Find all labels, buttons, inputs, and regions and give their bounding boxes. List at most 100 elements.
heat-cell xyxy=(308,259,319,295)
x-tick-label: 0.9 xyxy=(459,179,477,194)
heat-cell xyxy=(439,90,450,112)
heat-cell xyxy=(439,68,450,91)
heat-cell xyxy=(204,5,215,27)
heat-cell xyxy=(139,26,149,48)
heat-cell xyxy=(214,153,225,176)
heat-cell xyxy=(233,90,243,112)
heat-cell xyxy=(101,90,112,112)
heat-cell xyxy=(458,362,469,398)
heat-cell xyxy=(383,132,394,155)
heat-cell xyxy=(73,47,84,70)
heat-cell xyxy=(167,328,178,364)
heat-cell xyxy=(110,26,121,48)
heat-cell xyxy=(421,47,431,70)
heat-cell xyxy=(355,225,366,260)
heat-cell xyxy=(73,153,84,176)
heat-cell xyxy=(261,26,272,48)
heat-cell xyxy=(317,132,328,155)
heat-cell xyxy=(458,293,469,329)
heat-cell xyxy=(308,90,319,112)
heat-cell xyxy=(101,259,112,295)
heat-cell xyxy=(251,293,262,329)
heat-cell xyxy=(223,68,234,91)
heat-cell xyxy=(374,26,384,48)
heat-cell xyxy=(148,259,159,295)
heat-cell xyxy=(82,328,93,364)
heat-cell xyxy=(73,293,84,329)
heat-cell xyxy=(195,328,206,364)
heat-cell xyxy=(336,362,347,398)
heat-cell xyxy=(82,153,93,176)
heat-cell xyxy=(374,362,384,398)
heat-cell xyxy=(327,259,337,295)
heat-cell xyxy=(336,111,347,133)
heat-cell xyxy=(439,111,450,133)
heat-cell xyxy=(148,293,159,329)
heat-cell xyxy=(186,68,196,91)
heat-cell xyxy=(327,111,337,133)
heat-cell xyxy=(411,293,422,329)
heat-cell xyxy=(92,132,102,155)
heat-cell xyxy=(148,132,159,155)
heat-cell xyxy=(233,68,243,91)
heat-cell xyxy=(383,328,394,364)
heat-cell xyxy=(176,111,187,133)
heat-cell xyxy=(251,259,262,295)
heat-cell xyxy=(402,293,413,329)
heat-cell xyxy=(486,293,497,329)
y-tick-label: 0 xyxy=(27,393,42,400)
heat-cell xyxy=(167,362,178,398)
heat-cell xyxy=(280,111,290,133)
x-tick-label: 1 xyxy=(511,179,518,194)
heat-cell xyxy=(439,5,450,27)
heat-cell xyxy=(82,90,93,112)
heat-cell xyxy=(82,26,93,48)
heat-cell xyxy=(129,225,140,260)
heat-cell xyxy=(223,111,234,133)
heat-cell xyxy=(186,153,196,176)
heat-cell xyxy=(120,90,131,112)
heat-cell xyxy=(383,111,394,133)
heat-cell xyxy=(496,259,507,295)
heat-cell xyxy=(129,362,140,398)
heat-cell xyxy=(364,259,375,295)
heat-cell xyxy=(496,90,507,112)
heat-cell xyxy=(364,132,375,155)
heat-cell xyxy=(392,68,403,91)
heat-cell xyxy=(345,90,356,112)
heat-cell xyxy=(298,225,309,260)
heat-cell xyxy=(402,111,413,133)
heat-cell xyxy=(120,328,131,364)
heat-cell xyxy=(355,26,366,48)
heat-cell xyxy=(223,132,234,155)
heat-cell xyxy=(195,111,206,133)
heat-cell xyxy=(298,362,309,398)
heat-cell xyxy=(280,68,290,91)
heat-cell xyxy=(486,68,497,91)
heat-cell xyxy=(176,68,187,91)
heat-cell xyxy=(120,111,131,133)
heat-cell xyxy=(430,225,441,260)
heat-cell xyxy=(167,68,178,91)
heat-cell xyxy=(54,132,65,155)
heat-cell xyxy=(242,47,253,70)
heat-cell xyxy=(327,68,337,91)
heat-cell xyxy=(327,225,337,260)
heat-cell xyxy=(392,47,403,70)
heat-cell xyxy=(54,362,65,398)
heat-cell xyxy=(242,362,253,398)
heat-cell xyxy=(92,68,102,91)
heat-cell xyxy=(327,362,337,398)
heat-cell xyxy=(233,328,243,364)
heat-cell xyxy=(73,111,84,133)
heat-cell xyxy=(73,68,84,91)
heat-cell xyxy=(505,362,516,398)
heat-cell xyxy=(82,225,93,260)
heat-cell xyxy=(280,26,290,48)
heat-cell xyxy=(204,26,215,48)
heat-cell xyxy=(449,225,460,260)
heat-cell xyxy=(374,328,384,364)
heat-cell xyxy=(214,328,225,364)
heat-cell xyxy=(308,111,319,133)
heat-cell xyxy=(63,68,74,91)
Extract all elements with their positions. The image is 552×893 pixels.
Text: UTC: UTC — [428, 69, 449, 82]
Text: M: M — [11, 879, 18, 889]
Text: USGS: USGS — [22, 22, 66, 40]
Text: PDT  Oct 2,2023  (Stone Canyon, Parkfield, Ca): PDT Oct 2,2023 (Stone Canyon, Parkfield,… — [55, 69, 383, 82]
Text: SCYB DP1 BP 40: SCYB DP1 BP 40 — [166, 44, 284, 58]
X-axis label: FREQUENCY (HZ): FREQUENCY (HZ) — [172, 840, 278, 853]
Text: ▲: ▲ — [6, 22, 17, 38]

# # # #

THE REQUEST
Pull out the lines of the data from the very first one through the line that contains "heat-cell xyxy=(120,328,131,364)", both included, and repeat them with no changes.

OUTPUT OF THE EXERCISE
Find all labels, buttons, inputs, and regions and give their bounding boxes. List at most 100 elements.
heat-cell xyxy=(308,259,319,295)
x-tick-label: 0.9 xyxy=(459,179,477,194)
heat-cell xyxy=(439,90,450,112)
heat-cell xyxy=(439,68,450,91)
heat-cell xyxy=(204,5,215,27)
heat-cell xyxy=(139,26,149,48)
heat-cell xyxy=(214,153,225,176)
heat-cell xyxy=(233,90,243,112)
heat-cell xyxy=(101,90,112,112)
heat-cell xyxy=(458,362,469,398)
heat-cell xyxy=(383,132,394,155)
heat-cell xyxy=(73,47,84,70)
heat-cell xyxy=(167,328,178,364)
heat-cell xyxy=(110,26,121,48)
heat-cell xyxy=(421,47,431,70)
heat-cell xyxy=(355,225,366,260)
heat-cell xyxy=(73,153,84,176)
heat-cell xyxy=(261,26,272,48)
heat-cell xyxy=(317,132,328,155)
heat-cell xyxy=(458,293,469,329)
heat-cell xyxy=(308,90,319,112)
heat-cell xyxy=(101,259,112,295)
heat-cell xyxy=(251,293,262,329)
heat-cell xyxy=(223,68,234,91)
heat-cell xyxy=(374,26,384,48)
heat-cell xyxy=(148,259,159,295)
heat-cell xyxy=(82,328,93,364)
heat-cell xyxy=(73,293,84,329)
heat-cell xyxy=(195,328,206,364)
heat-cell xyxy=(336,362,347,398)
heat-cell xyxy=(82,153,93,176)
heat-cell xyxy=(374,362,384,398)
heat-cell xyxy=(327,259,337,295)
heat-cell xyxy=(336,111,347,133)
heat-cell xyxy=(439,111,450,133)
heat-cell xyxy=(148,293,159,329)
heat-cell xyxy=(186,68,196,91)
heat-cell xyxy=(327,111,337,133)
heat-cell xyxy=(411,293,422,329)
heat-cell xyxy=(92,132,102,155)
heat-cell xyxy=(148,132,159,155)
heat-cell xyxy=(233,68,243,91)
heat-cell xyxy=(383,328,394,364)
heat-cell xyxy=(176,111,187,133)
heat-cell xyxy=(251,259,262,295)
heat-cell xyxy=(402,293,413,329)
heat-cell xyxy=(486,293,497,329)
y-tick-label: 0 xyxy=(27,393,42,400)
heat-cell xyxy=(167,362,178,398)
heat-cell xyxy=(280,111,290,133)
x-tick-label: 1 xyxy=(511,179,518,194)
heat-cell xyxy=(439,5,450,27)
heat-cell xyxy=(82,90,93,112)
heat-cell xyxy=(82,26,93,48)
heat-cell xyxy=(129,225,140,260)
heat-cell xyxy=(223,111,234,133)
heat-cell xyxy=(186,153,196,176)
heat-cell xyxy=(120,90,131,112)
heat-cell xyxy=(383,111,394,133)
heat-cell xyxy=(496,259,507,295)
heat-cell xyxy=(129,362,140,398)
heat-cell xyxy=(364,259,375,295)
heat-cell xyxy=(496,90,507,112)
heat-cell xyxy=(364,132,375,155)
heat-cell xyxy=(392,68,403,91)
heat-cell xyxy=(345,90,356,112)
heat-cell xyxy=(298,225,309,260)
heat-cell xyxy=(402,111,413,133)
heat-cell xyxy=(120,328,131,364)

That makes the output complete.